Aim of the exercise
In the entries that follow, how many lines contain "protein"? Answer with the number only.

── Provided records

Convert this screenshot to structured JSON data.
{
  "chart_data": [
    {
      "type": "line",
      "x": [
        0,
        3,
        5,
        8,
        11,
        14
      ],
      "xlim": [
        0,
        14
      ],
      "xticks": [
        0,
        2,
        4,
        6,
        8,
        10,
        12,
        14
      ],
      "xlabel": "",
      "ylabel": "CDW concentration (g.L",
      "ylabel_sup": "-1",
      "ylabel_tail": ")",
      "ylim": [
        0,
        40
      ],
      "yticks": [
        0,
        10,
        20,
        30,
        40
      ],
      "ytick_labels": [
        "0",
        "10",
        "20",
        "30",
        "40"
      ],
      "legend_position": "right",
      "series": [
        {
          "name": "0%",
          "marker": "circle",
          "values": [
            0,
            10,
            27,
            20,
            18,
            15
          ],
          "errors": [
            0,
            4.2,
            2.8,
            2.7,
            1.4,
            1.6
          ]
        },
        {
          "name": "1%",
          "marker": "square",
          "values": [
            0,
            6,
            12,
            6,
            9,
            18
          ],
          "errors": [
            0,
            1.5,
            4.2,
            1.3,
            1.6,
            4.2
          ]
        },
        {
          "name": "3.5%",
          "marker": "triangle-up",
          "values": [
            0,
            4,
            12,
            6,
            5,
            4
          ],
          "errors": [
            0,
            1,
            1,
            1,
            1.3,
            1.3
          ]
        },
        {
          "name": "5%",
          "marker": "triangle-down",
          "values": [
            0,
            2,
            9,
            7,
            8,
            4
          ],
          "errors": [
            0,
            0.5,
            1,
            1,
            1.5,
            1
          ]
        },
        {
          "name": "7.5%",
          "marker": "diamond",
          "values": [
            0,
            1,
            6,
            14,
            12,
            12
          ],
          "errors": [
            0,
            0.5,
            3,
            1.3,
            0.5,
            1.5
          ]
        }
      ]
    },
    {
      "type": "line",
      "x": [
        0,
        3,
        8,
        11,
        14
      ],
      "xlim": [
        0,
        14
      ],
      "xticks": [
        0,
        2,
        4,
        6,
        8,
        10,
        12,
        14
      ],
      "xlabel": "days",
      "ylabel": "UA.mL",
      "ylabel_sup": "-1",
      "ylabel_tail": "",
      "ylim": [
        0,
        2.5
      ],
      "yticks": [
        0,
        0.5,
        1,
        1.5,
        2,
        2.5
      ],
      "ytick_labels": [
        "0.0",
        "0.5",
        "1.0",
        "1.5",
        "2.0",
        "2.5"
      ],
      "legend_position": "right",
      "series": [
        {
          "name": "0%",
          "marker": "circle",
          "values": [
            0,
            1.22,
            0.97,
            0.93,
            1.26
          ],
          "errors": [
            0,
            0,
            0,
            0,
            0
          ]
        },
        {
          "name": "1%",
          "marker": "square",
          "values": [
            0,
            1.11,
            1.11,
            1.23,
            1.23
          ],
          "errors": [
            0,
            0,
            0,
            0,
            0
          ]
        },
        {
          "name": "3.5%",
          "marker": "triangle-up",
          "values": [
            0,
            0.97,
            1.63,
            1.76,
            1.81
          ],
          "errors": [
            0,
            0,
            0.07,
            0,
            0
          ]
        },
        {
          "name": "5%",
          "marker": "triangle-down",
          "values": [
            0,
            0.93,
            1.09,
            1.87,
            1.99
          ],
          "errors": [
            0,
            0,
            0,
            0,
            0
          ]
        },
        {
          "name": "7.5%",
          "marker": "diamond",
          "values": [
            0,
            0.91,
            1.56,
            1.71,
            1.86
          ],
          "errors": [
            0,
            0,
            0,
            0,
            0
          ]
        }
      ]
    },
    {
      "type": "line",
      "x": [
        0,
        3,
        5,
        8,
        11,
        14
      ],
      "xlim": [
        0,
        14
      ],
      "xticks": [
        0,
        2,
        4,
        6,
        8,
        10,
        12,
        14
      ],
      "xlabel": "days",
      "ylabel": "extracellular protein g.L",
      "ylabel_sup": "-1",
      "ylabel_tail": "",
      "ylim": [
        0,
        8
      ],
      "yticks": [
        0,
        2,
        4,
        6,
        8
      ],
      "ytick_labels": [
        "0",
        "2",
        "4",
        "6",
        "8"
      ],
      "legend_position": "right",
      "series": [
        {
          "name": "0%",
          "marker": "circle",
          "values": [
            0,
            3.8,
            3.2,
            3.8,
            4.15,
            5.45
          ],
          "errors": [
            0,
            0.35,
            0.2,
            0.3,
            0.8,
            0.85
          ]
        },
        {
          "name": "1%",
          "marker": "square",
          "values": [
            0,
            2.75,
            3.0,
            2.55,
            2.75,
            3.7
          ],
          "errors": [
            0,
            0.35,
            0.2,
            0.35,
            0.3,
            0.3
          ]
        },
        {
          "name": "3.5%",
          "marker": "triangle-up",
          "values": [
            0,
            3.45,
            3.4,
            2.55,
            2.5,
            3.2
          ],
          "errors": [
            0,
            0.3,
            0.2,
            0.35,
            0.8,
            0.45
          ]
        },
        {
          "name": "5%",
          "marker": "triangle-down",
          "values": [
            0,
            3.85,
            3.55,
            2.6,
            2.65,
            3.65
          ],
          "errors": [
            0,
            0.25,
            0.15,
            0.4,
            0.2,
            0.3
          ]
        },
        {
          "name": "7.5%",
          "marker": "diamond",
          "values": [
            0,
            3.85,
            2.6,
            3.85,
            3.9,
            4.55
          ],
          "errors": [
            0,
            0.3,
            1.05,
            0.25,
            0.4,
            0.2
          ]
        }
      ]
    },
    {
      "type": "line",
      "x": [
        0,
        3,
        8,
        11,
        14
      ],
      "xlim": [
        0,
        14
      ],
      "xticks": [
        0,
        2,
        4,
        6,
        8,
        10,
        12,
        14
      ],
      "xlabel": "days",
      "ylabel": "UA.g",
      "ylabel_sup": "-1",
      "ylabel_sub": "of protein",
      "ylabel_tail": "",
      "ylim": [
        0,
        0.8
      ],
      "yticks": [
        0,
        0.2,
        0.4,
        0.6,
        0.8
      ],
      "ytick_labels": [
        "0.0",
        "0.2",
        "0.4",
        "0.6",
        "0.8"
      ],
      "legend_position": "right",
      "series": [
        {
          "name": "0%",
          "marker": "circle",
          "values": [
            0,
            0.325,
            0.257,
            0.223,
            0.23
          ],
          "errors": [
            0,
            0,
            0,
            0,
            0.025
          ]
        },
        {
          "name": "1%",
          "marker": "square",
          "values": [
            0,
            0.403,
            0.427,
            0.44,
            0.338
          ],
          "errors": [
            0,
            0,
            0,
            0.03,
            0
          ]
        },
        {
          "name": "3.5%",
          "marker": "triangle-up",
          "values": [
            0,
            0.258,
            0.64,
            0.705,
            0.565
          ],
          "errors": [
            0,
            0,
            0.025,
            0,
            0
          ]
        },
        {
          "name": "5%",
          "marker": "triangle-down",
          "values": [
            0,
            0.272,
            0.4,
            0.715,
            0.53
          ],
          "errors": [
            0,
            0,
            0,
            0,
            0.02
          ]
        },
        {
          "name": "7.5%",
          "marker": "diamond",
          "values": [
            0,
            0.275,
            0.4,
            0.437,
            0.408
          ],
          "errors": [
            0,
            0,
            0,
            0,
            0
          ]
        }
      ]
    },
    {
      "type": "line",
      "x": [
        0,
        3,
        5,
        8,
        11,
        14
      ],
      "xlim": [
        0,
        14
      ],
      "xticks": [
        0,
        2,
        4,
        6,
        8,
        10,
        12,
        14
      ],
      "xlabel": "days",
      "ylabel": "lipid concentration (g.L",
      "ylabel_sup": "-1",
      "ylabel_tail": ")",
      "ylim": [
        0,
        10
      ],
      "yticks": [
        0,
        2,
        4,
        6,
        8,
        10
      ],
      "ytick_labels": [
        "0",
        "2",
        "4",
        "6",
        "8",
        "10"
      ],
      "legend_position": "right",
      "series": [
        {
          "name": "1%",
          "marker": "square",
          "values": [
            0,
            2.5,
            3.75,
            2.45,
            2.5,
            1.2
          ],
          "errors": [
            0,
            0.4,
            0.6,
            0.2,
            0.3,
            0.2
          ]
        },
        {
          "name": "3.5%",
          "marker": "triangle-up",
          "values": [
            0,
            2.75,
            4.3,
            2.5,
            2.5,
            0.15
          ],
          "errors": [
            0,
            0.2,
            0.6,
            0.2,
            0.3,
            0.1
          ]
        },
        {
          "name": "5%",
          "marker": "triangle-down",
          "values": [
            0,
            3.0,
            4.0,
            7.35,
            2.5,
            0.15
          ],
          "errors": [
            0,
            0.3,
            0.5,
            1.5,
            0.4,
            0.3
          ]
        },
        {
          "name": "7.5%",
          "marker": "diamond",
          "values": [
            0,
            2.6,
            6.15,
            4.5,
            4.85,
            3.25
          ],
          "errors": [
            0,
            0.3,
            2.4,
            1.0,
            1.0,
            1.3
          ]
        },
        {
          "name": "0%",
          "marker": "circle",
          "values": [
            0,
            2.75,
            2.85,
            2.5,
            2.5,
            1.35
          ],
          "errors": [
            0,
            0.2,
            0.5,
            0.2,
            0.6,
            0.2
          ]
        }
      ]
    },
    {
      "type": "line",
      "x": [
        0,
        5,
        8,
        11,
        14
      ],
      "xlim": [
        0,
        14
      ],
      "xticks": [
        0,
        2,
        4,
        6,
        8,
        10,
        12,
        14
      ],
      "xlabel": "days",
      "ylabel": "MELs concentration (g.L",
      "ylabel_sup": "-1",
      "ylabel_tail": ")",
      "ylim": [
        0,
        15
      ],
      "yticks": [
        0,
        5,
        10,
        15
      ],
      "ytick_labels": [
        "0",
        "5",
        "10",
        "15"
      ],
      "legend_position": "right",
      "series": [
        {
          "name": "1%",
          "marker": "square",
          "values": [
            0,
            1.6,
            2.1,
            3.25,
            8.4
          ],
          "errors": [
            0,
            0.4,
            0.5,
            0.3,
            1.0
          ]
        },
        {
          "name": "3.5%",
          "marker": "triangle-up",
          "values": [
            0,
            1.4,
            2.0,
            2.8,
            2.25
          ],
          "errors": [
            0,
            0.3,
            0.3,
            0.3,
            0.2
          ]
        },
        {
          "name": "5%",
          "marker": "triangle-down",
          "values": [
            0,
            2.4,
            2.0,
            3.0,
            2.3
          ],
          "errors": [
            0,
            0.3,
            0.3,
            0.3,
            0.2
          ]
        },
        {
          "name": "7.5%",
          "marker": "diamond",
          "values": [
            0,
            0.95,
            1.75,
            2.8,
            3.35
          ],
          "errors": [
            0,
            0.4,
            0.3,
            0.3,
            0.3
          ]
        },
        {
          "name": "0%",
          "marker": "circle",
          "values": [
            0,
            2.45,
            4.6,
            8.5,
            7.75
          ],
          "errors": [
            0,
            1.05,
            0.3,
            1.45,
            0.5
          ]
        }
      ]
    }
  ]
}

────

Exercise solution
2